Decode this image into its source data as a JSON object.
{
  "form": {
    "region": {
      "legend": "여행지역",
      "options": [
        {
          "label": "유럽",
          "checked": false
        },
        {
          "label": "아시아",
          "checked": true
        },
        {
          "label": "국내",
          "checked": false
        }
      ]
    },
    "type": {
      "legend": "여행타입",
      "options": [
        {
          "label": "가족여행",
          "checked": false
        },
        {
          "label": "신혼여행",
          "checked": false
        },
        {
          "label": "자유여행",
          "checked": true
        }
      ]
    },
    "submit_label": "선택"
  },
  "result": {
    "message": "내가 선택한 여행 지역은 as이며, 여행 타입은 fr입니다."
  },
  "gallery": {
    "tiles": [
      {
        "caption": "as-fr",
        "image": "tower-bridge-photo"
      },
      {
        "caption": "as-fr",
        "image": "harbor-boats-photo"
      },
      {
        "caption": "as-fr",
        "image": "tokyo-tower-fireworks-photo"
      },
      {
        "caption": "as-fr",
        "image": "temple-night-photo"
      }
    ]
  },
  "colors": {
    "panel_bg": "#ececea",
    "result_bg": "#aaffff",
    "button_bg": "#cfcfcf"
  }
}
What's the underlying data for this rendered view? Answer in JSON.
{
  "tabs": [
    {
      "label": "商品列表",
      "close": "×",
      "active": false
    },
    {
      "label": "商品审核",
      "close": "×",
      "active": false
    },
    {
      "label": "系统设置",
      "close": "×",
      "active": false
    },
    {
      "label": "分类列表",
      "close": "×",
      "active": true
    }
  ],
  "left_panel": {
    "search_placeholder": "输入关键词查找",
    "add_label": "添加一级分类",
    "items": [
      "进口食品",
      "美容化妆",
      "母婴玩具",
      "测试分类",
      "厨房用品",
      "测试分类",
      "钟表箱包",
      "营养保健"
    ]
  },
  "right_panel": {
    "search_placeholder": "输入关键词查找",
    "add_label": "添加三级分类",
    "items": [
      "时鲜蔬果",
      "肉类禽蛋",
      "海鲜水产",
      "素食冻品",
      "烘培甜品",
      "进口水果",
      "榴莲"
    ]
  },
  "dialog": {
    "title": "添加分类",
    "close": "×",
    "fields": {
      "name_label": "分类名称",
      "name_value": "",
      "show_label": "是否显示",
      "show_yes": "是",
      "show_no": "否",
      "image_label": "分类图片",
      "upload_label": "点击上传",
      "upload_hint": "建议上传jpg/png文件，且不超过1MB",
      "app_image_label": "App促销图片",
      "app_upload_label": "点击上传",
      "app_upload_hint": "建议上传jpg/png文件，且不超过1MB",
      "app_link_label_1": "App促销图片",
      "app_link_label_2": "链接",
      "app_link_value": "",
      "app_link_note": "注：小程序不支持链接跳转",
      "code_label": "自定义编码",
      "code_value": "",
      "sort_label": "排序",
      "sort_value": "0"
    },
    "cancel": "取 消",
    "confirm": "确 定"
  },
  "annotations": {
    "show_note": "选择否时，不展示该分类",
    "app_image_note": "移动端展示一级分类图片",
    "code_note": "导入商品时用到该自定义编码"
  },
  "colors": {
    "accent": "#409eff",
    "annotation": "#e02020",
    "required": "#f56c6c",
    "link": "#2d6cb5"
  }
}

▸ **Brief**: Take the entries above and transcribe them in full.

▸ **Exercise output**:
Decode this image into its source data as a JSON object.
{
  "form": {
    "region": {
      "legend": "여행지역",
      "options": [
        {
          "label": "유럽",
          "checked": false
        },
        {
          "label": "아시아",
          "checked": true
        },
        {
          "label": "국내",
          "checked": false
        }
      ]
    },
    "type": {
      "legend": "여행타입",
      "options": [
        {
          "label": "가족여행",
          "checked": false
        },
        {
          "label": "신혼여행",
          "checked": false
        },
        {
          "label": "자유여행",
          "checked": true
        }
      ]
    },
    "submit_label": "선택"
  },
  "result": {
    "message": "내가 선택한 여행 지역은 as이며, 여행 타입은 fr입니다."
  },
  "gallery": {
    "tiles": [
      {
        "caption": "as-fr",
        "image": "tower-bridge-photo"
      },
      {
        "caption": "as-fr",
        "image": "harbor-boats-photo"
      },
      {
        "caption": "as-fr",
        "image": "tokyo-tower-fireworks-photo"
      },
      {
        "caption": "as-fr",
        "image": "temple-night-photo"
      }
    ]
  },
  "colors": {
    "panel_bg": "#ececea",
    "result_bg": "#aaffff",
    "button_bg": "#cfcfcf"
  }
}
What's the underlying data for this rendered view? Answer in JSON.
{
  "tabs": [
    {
      "label": "商品列表",
      "close": "×",
      "active": false
    },
    {
      "label": "商品审核",
      "close": "×",
      "active": false
    },
    {
      "label": "系统设置",
      "close": "×",
      "active": false
    },
    {
      "label": "分类列表",
      "close": "×",
      "active": true
    }
  ],
  "left_panel": {
    "search_placeholder": "输入关键词查找",
    "add_label": "添加一级分类",
    "items": [
      "进口食品",
      "美容化妆",
      "母婴玩具",
      "测试分类",
      "厨房用品",
      "测试分类",
      "钟表箱包",
      "营养保健"
    ]
  },
  "right_panel": {
    "search_placeholder": "输入关键词查找",
    "add_label": "添加三级分类",
    "items": [
      "时鲜蔬果",
      "肉类禽蛋",
      "海鲜水产",
      "素食冻品",
      "烘培甜品",
      "进口水果",
      "榴莲"
    ]
  },
  "dialog": {
    "title": "添加分类",
    "close": "×",
    "fields": {
      "name_label": "分类名称",
      "name_value": "",
      "show_label": "是否显示",
      "show_yes": "是",
      "show_no": "否",
      "image_label": "分类图片",
      "upload_label": "点击上传",
      "upload_hint": "建议上传jpg/png文件，且不超过1MB",
      "app_image_label": "App促销图片",
      "app_upload_label": "点击上传",
      "app_upload_hint": "建议上传jpg/png文件，且不超过1MB",
      "app_link_label_1": "App促销图片",
      "app_link_label_2": "链接",
      "app_link_value": "",
      "app_link_note": "注：小程序不支持链接跳转",
      "code_label": "自定义编码",
      "code_value": "",
      "sort_label": "排序",
      "sort_value": "0"
    },
    "cancel": "取 消",
    "confirm": "确 定"
  },
  "annotations": {
    "show_note": "选择否时，不展示该分类",
    "app_image_note": "移动端展示一级分类图片",
    "code_note": "导入商品时用到该自定义编码"
  },
  "colors": {
    "accent": "#409eff",
    "annotation": "#e02020",
    "required": "#f56c6c",
    "link": "#2d6cb5"
  }
}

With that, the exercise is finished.